Stored data:

====

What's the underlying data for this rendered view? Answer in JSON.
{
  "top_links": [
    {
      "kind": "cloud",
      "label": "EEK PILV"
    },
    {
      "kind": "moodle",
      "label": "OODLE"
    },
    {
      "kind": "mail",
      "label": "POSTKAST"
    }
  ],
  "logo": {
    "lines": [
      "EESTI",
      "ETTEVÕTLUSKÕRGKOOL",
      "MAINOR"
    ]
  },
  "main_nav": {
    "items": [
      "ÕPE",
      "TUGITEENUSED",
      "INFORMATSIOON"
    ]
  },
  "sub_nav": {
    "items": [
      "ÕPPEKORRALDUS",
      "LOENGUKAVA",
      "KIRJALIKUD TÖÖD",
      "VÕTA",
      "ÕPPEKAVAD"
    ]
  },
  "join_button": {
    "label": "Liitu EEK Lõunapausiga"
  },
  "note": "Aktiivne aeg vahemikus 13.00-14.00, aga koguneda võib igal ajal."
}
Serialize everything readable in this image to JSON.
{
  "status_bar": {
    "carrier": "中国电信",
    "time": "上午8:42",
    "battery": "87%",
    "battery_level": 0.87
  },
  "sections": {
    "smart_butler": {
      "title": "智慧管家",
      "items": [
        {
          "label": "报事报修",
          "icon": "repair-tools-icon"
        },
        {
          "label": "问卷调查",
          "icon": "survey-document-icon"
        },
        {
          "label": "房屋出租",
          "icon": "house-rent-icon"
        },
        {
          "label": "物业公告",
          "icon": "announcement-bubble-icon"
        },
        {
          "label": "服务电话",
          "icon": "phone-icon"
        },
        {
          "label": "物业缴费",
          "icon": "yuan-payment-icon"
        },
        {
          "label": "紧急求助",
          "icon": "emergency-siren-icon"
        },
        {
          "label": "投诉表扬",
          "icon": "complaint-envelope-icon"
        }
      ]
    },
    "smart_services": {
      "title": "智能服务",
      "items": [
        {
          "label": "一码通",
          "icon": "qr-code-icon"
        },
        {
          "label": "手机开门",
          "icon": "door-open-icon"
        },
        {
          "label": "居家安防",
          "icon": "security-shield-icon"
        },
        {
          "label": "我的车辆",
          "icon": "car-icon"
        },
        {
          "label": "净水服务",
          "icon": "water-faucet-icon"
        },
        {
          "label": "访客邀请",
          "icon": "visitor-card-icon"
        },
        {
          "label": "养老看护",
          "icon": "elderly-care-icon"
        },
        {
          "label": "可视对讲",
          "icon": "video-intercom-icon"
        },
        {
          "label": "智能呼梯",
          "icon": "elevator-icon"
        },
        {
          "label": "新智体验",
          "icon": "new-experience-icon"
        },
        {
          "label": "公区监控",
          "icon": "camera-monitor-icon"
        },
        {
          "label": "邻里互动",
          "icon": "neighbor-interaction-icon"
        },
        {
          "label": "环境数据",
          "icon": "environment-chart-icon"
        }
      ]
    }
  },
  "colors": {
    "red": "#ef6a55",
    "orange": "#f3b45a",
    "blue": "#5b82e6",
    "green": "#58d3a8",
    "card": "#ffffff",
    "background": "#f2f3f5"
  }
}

====

*TASK DETAILS:* Produce an exact copy of all the records.

*WORKED SOLUTION:*
What's the underlying data for this rendered view? Answer in JSON.
{
  "top_links": [
    {
      "kind": "cloud",
      "label": "EEK PILV"
    },
    {
      "kind": "moodle",
      "label": "OODLE"
    },
    {
      "kind": "mail",
      "label": "POSTKAST"
    }
  ],
  "logo": {
    "lines": [
      "EESTI",
      "ETTEVÕTLUSKÕRGKOOL",
      "MAINOR"
    ]
  },
  "main_nav": {
    "items": [
      "ÕPE",
      "TUGITEENUSED",
      "INFORMATSIOON"
    ]
  },
  "sub_nav": {
    "items": [
      "ÕPPEKORRALDUS",
      "LOENGUKAVA",
      "KIRJALIKUD TÖÖD",
      "VÕTA",
      "ÕPPEKAVAD"
    ]
  },
  "join_button": {
    "label": "Liitu EEK Lõunapausiga"
  },
  "note": "Aktiivne aeg vahemikus 13.00-14.00, aga koguneda võib igal ajal."
}
Serialize everything readable in this image to JSON.
{
  "status_bar": {
    "carrier": "中国电信",
    "time": "上午8:42",
    "battery": "87%",
    "battery_level": 0.87
  },
  "sections": {
    "smart_butler": {
      "title": "智慧管家",
      "items": [
        {
          "label": "报事报修",
          "icon": "repair-tools-icon"
        },
        {
          "label": "问卷调查",
          "icon": "survey-document-icon"
        },
        {
          "label": "房屋出租",
          "icon": "house-rent-icon"
        },
        {
          "label": "物业公告",
          "icon": "announcement-bubble-icon"
        },
        {
          "label": "服务电话",
          "icon": "phone-icon"
        },
        {
          "label": "物业缴费",
          "icon": "yuan-payment-icon"
        },
        {
          "label": "紧急求助",
          "icon": "emergency-siren-icon"
        },
        {
          "label": "投诉表扬",
          "icon": "complaint-envelope-icon"
        }
      ]
    },
    "smart_services": {
      "title": "智能服务",
      "items": [
        {
          "label": "一码通",
          "icon": "qr-code-icon"
        },
        {
          "label": "手机开门",
          "icon": "door-open-icon"
        },
        {
          "label": "居家安防",
          "icon": "security-shield-icon"
        },
        {
          "label": "我的车辆",
          "icon": "car-icon"
        },
        {
          "label": "净水服务",
          "icon": "water-faucet-icon"
        },
        {
          "label": "访客邀请",
          "icon": "visitor-card-icon"
        },
        {
          "label": "养老看护",
          "icon": "elderly-care-icon"
        },
        {
          "label": "可视对讲",
          "icon": "video-intercom-icon"
        },
        {
          "label": "智能呼梯",
          "icon": "elevator-icon"
        },
        {
          "label": "新智体验",
          "icon": "new-experience-icon"
        },
        {
          "label": "公区监控",
          "icon": "camera-monitor-icon"
        },
        {
          "label": "邻里互动",
          "icon": "neighbor-interaction-icon"
        },
        {
          "label": "环境数据",
          "icon": "environment-chart-icon"
        }
      ]
    }
  },
  "colors": {
    "red": "#ef6a55",
    "orange": "#f3b45a",
    "blue": "#5b82e6",
    "green": "#58d3a8",
    "card": "#ffffff",
    "background": "#f2f3f5"
  }
}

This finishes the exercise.